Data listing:
--- START ---

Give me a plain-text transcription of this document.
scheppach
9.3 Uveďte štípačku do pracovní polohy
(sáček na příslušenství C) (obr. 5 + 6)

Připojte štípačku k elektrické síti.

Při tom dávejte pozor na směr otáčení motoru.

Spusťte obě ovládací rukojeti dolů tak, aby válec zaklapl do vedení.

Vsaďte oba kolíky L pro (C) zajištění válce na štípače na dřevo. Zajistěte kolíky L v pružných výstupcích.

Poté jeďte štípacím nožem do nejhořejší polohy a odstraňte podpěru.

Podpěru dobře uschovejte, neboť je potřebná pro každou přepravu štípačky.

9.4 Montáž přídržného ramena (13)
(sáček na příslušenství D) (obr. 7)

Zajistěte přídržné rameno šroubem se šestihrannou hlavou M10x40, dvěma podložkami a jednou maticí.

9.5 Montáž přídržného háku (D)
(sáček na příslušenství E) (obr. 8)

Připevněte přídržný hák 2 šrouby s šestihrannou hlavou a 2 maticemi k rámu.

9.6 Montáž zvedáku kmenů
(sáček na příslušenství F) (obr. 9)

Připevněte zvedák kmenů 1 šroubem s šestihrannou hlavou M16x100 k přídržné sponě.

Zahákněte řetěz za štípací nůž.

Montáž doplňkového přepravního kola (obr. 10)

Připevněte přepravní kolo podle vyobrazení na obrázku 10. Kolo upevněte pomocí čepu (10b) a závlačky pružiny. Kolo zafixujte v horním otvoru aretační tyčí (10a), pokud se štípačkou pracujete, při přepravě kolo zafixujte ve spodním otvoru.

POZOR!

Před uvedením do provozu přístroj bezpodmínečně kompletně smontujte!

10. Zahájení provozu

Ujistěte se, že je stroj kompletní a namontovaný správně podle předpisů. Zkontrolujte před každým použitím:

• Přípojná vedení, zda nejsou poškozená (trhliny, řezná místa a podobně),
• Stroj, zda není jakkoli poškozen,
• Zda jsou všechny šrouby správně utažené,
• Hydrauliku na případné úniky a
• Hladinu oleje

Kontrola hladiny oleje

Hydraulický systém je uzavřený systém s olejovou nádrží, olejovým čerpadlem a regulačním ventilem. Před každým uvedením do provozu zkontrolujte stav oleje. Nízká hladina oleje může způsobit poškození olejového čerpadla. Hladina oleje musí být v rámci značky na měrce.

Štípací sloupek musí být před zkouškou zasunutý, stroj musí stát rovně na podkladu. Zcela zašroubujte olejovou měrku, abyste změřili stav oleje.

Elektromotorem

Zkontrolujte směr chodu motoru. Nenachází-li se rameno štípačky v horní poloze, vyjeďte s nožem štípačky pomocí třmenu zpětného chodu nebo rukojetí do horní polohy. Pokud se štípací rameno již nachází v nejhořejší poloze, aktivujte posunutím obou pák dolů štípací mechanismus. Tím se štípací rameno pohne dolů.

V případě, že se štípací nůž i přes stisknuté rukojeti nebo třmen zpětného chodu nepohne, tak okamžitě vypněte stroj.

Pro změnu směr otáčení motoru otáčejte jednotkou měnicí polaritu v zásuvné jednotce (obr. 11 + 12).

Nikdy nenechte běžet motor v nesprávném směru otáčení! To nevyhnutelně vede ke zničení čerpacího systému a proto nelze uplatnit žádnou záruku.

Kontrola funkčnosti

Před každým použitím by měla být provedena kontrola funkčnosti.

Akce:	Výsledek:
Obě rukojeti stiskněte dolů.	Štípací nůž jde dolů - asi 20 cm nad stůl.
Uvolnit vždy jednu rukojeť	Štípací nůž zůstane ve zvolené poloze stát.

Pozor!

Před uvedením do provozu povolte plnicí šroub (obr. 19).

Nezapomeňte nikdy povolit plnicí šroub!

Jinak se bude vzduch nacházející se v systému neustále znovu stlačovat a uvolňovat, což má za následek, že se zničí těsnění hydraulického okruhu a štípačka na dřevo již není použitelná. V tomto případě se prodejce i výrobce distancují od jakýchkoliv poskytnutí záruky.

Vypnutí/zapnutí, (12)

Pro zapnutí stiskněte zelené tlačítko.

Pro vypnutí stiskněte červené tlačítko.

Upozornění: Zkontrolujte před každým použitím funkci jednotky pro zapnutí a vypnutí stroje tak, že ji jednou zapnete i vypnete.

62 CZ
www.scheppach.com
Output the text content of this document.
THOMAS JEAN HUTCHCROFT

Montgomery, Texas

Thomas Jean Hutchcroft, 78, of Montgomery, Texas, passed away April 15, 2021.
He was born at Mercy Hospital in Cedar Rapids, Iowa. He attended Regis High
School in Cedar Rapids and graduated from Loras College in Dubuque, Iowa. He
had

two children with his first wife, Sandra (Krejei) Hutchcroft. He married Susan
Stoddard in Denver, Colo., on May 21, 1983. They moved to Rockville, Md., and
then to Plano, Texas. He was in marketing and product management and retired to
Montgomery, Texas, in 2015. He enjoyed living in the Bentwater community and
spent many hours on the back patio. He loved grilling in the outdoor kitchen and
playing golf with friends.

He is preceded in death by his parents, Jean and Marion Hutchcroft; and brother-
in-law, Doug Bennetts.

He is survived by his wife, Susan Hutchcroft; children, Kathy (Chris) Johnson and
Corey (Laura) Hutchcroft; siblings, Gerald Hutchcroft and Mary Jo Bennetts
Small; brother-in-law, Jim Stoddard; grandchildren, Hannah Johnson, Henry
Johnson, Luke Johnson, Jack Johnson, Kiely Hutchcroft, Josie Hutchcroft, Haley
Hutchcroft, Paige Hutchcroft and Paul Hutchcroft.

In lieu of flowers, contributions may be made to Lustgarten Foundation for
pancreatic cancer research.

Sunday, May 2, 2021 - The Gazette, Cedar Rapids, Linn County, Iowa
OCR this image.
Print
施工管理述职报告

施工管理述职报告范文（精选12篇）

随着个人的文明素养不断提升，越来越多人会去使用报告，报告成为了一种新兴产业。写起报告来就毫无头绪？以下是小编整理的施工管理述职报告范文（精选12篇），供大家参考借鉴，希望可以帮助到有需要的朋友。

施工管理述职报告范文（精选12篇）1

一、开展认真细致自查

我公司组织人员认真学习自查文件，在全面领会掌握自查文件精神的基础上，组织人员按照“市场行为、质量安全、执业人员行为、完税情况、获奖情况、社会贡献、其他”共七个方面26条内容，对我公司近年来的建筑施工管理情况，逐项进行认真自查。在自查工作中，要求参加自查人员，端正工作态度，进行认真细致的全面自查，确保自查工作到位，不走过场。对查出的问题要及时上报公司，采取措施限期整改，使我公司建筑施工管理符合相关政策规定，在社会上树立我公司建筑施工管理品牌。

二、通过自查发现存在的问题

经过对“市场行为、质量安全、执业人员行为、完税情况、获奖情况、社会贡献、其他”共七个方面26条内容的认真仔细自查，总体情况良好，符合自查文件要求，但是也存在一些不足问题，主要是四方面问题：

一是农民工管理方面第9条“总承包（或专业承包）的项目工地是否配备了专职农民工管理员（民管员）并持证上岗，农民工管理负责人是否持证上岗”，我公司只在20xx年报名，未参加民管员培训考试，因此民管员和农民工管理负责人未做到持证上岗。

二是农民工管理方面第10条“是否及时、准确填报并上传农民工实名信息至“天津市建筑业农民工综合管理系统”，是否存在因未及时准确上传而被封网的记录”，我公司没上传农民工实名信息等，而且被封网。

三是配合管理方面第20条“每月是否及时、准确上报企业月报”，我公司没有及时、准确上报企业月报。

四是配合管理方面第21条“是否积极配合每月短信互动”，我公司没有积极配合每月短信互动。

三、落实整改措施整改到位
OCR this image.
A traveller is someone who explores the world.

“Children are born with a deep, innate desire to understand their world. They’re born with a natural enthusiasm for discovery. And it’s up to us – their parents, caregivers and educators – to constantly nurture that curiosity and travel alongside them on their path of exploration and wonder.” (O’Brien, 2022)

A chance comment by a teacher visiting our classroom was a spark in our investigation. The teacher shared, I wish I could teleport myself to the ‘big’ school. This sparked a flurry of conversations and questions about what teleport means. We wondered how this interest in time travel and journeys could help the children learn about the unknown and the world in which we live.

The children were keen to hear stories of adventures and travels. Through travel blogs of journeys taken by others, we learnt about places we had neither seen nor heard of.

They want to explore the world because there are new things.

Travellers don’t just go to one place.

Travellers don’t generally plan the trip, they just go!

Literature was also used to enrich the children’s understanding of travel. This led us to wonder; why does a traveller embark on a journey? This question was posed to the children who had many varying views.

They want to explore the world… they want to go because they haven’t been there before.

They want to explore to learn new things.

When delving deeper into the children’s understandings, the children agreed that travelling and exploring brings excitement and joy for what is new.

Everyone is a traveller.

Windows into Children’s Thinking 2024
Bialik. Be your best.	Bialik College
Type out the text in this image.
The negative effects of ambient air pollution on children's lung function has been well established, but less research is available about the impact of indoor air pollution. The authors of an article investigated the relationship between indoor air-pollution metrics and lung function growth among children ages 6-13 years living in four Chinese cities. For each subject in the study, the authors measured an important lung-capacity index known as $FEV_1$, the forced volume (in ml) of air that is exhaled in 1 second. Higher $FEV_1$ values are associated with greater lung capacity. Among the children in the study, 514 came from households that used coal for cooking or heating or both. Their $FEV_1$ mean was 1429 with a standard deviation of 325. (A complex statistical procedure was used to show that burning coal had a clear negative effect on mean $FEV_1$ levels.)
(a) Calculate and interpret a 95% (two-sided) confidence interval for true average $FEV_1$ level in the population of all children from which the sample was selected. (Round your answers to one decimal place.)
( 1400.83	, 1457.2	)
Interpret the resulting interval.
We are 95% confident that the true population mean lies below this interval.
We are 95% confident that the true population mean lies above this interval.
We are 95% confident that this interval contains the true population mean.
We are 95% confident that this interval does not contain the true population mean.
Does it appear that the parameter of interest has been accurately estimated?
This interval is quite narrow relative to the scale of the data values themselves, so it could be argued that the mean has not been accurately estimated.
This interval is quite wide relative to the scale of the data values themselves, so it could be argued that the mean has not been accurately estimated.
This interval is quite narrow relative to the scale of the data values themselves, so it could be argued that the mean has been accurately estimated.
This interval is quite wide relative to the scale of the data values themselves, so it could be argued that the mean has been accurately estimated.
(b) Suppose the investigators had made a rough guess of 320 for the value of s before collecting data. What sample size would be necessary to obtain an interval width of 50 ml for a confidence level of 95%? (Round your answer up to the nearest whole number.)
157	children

--- END ---

From the data above, copy each line that has the string "市场行为".

我公司组织人员认真学习自查文件，在全面领会掌握自查文件精神的基础上，组织人员按照“市场行为、质量安全、执业人员行为、完税情况、获奖情况、社会贡献、其他”共七个方面26条内容，对我公司近年来的建筑施工管理情况，逐项进行认真自查。在自查工作中，要求参加自查人员，端正工作态度，进行认真细致的全面自查，确保自查工作到位，不走过场。对查出的问题要及时上报公司，采取措施限期整改，使我公司建筑施工管理符合相关政策规定，在社会上树立我公司建筑施工管理品牌。
经过对“市场行为、质量安全、执业人员行为、完税情况、获奖情况、社会贡献、其他”共七个方面26条内容的认真仔细自查，总体情况良好，符合自查文件要求，但是也存在一些不足问题，主要是四方面问题：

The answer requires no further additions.